> **Excerpt provided**:
-- Opening Marker --

= Australian Volunteers for International Development =

The Australian Volunteers for International Development (AVID) program is an initiative of the Australian Government's Department of Foreign Affairs and Trade. The AVID program provides Australians with the opportunity to share their skills and establish connections with individuals and organizations in developing countries, as part of Australia's overseas aid initiative. This program is administered by three Core Partners on behalf of the Australian Government: Scope Global (formerly known as Austraining International), Australian Volunteers International, and the Australian Red Cross. Volunteers in the program come from diverse backgrounds, spanning ages 18 to 80, and they contribute various professional expertise. This diversity allows them to engage in a range of activities, such as assisting in the establishment of medical clinics for safe childbirth, constructing resilient homes to withstand cyclones, and supporting children with disabilities in accessing education.

-- Closing Marker --

> **What this exercise asks**:
1. List the three Core Partners that the passage on Australian Volunteers for International Development names as administering the program.
2. Answer these questions using the passage on Australian Volunteers for International Development:
(a) Which Australian Government department runs the program as an initiative?
(b) What age range do the program's volunteers span?
(c) What was Scope Global formerly known as?
3. Continue the passage on Australian Volunteers for International Development, picking up after its final sentence.

> **Information supplied**:
-- Opening Marker --

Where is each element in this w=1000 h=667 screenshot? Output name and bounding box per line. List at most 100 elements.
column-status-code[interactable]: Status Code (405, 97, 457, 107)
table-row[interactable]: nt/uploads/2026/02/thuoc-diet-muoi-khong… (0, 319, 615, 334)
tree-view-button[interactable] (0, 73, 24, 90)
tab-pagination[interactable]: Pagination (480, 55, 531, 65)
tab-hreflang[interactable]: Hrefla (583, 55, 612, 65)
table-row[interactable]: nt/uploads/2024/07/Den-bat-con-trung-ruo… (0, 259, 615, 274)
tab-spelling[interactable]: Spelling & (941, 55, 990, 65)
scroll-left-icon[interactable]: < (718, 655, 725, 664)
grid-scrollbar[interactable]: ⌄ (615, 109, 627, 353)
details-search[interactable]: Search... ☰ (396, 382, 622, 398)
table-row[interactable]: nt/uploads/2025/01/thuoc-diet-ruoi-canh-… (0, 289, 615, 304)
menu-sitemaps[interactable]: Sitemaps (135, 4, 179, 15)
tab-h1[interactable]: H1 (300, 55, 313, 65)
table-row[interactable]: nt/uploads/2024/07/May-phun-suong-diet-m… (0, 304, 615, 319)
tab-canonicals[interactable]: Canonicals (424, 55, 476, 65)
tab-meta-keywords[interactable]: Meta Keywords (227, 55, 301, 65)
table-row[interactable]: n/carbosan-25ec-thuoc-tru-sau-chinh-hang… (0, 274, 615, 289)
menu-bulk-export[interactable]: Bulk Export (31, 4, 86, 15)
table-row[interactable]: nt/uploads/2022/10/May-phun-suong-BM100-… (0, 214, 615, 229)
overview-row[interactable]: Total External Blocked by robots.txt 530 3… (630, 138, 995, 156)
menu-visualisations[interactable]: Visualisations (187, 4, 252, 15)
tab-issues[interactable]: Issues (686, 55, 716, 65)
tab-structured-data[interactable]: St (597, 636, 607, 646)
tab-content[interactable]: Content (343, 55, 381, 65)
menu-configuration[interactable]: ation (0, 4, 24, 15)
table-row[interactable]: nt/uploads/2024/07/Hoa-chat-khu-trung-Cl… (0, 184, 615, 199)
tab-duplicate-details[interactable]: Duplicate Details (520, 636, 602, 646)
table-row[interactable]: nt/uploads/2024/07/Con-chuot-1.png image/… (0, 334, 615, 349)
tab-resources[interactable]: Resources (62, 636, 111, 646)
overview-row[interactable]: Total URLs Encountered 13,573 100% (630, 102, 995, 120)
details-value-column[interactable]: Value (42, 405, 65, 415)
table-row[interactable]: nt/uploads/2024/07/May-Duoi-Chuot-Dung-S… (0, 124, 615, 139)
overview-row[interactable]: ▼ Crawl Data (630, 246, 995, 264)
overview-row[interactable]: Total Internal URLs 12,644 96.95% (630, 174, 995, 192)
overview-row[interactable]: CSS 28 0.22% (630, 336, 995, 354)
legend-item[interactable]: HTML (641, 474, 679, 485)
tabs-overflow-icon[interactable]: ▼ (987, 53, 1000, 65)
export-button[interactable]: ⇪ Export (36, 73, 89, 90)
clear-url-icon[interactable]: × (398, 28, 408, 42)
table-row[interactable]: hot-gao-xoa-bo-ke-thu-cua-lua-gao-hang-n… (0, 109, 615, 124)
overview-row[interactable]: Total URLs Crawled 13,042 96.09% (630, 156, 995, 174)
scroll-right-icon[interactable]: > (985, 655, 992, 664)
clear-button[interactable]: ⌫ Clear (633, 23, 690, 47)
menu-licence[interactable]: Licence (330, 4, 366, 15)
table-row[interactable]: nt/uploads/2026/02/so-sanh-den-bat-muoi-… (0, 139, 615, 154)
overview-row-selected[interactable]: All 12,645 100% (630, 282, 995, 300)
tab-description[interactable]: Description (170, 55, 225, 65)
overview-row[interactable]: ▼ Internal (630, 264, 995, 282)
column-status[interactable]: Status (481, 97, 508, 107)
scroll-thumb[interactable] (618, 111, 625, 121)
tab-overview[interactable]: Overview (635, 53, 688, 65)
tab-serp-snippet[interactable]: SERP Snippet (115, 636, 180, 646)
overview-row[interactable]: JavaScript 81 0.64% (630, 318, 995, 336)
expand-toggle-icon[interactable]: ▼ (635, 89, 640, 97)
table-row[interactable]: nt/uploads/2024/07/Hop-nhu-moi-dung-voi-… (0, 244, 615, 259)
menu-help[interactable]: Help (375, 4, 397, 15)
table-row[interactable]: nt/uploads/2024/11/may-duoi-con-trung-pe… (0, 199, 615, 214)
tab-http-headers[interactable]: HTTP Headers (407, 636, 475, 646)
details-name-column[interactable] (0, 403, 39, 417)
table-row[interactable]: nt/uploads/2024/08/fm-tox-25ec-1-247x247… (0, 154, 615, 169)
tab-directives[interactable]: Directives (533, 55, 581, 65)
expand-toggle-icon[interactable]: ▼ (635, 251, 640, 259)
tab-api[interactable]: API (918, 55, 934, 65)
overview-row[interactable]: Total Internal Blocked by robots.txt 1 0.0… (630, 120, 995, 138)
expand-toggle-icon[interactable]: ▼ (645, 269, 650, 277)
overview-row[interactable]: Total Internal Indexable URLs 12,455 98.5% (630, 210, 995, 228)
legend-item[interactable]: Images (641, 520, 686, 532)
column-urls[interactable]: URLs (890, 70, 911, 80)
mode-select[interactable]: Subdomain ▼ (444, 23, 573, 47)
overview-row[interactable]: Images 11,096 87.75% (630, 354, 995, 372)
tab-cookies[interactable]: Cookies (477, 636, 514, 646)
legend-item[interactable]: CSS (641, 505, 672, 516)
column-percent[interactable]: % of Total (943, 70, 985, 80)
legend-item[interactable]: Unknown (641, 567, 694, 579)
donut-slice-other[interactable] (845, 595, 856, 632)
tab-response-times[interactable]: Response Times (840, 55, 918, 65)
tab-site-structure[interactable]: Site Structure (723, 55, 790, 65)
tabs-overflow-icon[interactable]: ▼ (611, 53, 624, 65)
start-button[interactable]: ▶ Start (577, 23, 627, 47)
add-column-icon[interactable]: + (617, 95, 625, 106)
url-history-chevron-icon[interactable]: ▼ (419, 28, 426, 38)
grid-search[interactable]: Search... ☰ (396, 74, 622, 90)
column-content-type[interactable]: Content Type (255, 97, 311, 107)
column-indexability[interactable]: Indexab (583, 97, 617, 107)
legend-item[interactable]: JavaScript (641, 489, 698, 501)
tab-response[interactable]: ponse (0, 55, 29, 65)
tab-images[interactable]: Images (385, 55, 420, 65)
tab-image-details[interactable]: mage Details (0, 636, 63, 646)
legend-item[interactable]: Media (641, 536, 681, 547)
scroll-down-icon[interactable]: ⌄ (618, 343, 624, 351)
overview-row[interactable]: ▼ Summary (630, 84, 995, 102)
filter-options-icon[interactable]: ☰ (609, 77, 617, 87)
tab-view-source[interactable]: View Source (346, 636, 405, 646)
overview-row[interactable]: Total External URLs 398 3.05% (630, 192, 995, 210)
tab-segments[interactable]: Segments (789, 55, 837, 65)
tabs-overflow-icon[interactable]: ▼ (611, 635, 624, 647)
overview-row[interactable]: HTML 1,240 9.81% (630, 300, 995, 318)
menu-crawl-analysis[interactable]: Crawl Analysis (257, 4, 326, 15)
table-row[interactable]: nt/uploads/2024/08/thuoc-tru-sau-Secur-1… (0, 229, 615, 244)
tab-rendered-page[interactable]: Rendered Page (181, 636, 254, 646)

-- Closing Marker --

> **Task answers**:
1.
Scope Global (formerly known as Austraining International)
Australian Volunteers International
Australian Red Cross

2.
(a) The Department of Foreign Affairs and Trade.
(b) From 18 to 80.
(c) Austraining International.

3.
The AVID program connects volunteers with Host Organizations (HOs) in regions like Asia, the Pacific, and Africa. These HOs encompass a wide range of entities, including government departments, international agencies, non-governmental organizations (NGOs) at various levels (local, national, and international), educational institutions, research institutes, and private companies. Each assignment is aligned with the priorities of the Australian Government and is tailored to meet the specific needs of the host country. Additionally, the AVID program collaborates with Australian Partner Organizations (APOs) to facilitate and support Australian volunteer assignments. APOs, which comprise Australian government departments, NGOs, educational institutions, and private companies, aim to establish connections with development-focused organizations in Asia, the Pacific, and Africa. For instance, APOs collaborate with HOs to create volunteer assignment proposals, promote opportunities to potential volunteers, and offer guidance and assistance to volunteers during their assignments. It's important to note that HOs can submit assignments to the AVID program independently of APOs.